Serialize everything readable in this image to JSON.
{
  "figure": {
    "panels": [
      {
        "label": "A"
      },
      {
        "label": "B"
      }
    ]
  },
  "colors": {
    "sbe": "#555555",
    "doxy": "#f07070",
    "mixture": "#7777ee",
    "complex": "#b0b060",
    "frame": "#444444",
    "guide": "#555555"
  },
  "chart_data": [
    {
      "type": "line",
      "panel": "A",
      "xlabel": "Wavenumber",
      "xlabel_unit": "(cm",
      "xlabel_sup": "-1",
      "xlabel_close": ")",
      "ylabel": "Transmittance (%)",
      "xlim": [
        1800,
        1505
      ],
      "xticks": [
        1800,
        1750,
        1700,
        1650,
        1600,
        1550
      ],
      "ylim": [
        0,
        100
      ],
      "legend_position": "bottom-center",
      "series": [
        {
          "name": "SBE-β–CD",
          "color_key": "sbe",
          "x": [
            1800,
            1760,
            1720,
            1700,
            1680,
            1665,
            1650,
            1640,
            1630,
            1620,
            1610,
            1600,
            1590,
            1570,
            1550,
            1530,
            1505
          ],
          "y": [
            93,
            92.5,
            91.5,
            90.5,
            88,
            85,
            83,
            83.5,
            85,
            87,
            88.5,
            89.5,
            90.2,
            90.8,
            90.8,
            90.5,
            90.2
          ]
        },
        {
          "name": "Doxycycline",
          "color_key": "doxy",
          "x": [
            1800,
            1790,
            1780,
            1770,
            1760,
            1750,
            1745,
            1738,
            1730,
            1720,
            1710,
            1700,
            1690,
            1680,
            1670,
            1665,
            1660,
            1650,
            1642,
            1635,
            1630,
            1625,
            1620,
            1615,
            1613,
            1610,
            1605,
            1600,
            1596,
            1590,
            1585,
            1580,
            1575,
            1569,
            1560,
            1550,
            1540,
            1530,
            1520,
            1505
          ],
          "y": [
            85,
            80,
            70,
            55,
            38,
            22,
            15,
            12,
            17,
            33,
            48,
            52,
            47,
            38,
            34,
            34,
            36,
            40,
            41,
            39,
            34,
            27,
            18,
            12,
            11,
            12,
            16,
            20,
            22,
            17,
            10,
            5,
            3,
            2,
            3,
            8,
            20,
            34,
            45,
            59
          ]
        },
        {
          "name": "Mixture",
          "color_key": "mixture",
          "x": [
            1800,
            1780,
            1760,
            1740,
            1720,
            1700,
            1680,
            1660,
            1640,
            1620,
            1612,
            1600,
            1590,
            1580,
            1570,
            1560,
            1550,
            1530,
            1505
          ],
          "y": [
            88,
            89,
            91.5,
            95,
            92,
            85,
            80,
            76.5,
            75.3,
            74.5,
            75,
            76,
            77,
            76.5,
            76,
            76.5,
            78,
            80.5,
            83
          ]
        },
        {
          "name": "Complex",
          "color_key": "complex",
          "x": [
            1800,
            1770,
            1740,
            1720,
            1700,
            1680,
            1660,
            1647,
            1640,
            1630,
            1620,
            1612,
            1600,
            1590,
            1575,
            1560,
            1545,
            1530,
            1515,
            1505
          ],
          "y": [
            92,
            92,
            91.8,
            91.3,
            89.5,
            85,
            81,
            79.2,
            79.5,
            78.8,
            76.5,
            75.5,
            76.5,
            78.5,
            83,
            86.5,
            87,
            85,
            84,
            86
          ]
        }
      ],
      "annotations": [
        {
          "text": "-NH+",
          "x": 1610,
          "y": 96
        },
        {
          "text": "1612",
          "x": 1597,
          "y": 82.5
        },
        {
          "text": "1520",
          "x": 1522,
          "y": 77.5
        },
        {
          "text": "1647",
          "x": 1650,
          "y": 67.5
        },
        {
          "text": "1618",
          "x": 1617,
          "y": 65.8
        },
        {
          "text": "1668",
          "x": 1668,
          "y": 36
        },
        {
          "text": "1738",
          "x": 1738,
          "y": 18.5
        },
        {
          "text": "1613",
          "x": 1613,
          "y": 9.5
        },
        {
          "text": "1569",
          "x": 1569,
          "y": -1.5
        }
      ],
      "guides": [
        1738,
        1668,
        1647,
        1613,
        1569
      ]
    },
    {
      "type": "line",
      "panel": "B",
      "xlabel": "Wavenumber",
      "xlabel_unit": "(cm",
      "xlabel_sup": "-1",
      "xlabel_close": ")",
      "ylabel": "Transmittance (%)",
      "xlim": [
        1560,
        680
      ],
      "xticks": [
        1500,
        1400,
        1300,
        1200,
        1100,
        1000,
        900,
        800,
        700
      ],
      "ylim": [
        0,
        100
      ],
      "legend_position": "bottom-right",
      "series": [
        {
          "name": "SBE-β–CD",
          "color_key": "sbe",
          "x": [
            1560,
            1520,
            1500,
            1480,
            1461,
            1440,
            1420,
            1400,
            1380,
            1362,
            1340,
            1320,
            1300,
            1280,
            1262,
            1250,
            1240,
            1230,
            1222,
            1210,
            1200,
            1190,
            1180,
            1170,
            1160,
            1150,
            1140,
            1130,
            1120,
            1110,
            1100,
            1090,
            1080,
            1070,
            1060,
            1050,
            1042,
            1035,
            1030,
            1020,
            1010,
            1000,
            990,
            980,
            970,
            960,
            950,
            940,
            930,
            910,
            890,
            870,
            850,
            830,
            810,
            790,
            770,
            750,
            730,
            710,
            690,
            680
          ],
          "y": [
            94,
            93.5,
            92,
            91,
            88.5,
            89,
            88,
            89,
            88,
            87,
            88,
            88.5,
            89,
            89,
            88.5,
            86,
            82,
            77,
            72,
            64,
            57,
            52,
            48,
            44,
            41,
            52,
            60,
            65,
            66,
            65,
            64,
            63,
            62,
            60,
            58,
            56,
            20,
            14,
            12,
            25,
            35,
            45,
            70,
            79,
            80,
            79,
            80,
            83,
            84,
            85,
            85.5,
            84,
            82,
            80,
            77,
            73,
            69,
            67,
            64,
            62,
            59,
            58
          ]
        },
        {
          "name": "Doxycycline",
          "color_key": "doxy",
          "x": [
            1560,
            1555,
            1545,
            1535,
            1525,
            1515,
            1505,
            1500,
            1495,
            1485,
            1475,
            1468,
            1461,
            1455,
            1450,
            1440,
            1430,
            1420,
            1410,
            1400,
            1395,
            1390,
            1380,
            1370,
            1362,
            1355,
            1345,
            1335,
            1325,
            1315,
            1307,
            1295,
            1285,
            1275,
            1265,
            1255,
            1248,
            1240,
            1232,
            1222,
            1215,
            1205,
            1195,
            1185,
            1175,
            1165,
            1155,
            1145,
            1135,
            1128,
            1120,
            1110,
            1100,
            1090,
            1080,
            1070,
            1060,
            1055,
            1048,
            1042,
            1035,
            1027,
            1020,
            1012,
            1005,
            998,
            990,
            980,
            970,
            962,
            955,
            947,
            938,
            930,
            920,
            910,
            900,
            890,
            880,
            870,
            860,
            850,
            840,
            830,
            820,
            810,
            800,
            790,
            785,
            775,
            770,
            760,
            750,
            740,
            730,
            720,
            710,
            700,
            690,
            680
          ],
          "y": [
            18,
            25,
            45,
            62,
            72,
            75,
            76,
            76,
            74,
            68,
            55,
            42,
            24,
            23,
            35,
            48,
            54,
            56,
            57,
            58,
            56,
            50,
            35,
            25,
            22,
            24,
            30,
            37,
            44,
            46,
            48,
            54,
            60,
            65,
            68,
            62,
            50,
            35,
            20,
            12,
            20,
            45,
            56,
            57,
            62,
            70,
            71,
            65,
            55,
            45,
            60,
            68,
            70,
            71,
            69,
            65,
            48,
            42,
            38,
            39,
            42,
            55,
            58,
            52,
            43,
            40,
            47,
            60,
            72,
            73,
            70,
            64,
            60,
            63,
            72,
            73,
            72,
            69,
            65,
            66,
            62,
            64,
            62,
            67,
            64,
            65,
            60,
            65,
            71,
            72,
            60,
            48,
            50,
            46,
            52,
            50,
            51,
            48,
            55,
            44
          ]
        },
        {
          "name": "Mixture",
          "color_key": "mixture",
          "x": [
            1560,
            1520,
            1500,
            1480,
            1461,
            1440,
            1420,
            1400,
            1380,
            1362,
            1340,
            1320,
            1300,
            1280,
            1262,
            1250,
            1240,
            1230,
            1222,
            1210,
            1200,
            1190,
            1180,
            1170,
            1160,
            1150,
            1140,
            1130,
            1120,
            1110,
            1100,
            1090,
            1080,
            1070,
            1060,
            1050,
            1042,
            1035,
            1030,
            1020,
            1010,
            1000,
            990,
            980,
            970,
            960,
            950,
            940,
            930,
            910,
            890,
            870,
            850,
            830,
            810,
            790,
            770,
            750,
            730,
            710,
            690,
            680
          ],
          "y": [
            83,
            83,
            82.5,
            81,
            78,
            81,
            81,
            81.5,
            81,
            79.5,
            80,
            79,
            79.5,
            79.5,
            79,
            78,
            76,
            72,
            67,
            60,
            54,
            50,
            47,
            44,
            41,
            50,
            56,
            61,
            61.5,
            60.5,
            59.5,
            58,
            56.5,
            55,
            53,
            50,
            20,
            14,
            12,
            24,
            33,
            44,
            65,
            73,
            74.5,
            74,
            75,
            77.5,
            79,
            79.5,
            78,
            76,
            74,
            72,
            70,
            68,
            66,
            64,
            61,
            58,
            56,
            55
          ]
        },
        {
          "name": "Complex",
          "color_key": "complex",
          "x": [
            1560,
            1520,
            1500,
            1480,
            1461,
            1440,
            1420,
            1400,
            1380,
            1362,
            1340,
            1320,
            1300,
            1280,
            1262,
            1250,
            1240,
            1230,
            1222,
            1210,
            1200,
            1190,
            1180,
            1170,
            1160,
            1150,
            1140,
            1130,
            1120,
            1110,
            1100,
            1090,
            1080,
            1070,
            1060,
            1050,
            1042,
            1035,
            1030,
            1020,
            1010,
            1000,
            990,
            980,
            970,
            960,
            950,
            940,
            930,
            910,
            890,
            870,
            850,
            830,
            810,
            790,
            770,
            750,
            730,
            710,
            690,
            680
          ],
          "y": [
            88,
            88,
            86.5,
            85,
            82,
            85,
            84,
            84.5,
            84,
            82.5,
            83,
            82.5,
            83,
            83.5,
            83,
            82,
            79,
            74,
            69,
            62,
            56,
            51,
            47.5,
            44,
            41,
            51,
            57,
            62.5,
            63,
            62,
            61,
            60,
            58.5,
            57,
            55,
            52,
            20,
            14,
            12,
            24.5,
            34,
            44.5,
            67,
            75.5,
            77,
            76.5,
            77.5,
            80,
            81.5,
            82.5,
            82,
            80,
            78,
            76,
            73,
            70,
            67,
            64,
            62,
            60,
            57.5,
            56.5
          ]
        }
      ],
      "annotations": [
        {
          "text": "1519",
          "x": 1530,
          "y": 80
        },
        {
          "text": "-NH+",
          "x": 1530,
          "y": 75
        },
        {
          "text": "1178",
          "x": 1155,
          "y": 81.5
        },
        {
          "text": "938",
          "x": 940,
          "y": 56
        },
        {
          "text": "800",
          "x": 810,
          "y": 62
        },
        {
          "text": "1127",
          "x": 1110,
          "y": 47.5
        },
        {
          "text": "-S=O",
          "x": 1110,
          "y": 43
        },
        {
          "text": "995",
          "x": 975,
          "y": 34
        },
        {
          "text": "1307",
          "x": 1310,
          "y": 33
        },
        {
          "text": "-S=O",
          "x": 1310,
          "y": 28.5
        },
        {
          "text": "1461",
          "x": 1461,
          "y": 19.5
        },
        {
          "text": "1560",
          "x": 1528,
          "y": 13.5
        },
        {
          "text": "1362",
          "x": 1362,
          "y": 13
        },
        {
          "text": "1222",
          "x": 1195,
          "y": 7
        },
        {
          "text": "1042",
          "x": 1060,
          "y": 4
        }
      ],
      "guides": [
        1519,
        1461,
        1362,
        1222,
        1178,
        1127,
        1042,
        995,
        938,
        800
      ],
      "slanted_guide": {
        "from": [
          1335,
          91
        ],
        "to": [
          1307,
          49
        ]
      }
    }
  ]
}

--- --- ---

TASK INSTRUCTIONS: Counting only lines of the data above that hold "bottom", report the total and nothing else.

FINAL RESULT: 2